* PROBLEM
Search the material below for the string "that" and copy each line where it appears.

* EXERCISE INPUT
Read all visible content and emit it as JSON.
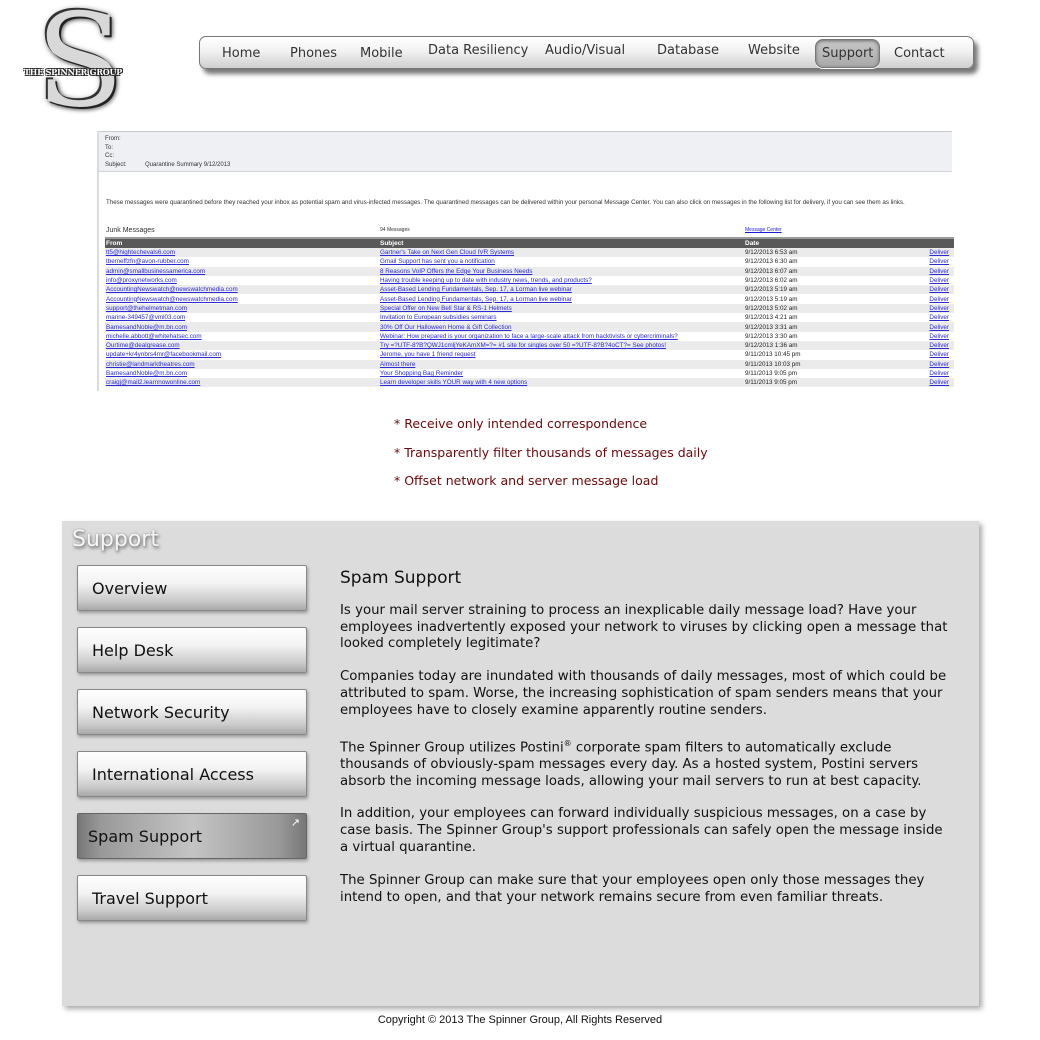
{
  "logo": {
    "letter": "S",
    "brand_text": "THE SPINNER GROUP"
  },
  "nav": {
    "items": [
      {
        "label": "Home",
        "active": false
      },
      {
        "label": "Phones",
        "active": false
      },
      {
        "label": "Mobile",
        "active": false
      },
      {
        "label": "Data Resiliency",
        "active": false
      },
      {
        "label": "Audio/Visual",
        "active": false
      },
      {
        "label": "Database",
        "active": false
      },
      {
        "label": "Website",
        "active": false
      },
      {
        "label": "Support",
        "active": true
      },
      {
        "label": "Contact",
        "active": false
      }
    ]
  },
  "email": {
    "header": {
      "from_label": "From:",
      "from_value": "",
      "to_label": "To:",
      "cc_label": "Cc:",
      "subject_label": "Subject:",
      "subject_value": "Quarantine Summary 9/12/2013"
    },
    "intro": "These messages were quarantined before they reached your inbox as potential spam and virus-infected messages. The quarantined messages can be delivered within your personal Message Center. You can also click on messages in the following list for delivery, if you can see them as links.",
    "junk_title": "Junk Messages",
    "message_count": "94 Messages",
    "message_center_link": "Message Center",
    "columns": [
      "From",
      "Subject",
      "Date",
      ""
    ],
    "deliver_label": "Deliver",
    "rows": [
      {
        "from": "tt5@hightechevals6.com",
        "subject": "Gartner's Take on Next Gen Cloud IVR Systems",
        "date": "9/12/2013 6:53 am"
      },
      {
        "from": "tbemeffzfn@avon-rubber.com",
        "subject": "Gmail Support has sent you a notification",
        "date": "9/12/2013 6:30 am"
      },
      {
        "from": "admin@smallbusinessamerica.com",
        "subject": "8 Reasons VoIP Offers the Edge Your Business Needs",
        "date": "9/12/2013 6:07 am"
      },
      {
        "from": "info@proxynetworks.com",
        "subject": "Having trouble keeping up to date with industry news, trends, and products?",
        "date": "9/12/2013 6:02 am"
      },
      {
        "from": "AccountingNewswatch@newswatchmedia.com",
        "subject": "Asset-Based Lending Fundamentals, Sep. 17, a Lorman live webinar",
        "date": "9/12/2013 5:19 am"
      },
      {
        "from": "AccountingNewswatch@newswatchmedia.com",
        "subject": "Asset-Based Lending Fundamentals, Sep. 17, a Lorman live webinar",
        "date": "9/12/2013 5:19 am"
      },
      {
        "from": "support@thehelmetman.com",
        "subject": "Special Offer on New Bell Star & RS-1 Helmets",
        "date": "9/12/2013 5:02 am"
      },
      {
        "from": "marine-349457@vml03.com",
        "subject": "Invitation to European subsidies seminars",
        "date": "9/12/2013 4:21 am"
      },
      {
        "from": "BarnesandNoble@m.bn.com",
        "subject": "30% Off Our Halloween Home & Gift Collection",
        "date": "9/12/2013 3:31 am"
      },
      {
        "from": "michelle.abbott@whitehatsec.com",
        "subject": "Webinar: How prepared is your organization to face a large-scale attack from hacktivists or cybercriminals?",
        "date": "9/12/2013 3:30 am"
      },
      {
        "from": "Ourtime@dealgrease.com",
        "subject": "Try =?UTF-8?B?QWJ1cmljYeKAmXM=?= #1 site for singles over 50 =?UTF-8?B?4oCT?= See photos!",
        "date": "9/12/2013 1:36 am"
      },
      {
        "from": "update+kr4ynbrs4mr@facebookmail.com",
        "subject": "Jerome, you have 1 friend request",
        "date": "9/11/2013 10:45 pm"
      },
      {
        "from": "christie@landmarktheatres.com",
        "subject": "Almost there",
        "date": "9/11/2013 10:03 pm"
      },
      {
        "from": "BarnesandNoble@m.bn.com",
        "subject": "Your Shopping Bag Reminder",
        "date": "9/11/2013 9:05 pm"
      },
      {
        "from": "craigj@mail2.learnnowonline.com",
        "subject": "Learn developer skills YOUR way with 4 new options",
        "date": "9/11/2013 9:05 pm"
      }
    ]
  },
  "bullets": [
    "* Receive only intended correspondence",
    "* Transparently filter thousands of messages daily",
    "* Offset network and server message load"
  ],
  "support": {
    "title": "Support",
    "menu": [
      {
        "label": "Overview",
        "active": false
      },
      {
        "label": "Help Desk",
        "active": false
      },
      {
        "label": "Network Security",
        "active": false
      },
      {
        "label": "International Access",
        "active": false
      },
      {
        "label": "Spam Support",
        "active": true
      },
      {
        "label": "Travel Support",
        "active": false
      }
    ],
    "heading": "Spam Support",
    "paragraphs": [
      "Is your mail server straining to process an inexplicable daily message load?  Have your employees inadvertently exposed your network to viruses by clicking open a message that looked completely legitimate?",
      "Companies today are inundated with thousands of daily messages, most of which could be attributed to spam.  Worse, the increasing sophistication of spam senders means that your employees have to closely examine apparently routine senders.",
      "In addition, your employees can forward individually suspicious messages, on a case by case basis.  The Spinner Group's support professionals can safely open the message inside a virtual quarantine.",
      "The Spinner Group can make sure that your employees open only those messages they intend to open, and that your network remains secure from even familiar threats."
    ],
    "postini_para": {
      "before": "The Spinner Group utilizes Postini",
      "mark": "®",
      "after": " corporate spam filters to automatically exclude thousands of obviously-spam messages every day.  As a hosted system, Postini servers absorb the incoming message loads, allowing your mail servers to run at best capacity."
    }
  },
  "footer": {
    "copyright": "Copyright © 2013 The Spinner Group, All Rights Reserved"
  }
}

* EXERCISE OUTPUT
      "Is your mail server straining to process an inexplicable daily message load?  Have your employees inadvertently exposed your network to viruses by clicking open a message that looked completely legitimate?",
      "Companies today are inundated with thousands of daily messages, most of which could be attributed to spam.  Worse, the increasing sophistication of spam senders means that your employees have to closely examine apparently routine senders.",
      "The Spinner Group can make sure that your employees open only those messages they intend to open, and that your network remains secure from even familiar threats."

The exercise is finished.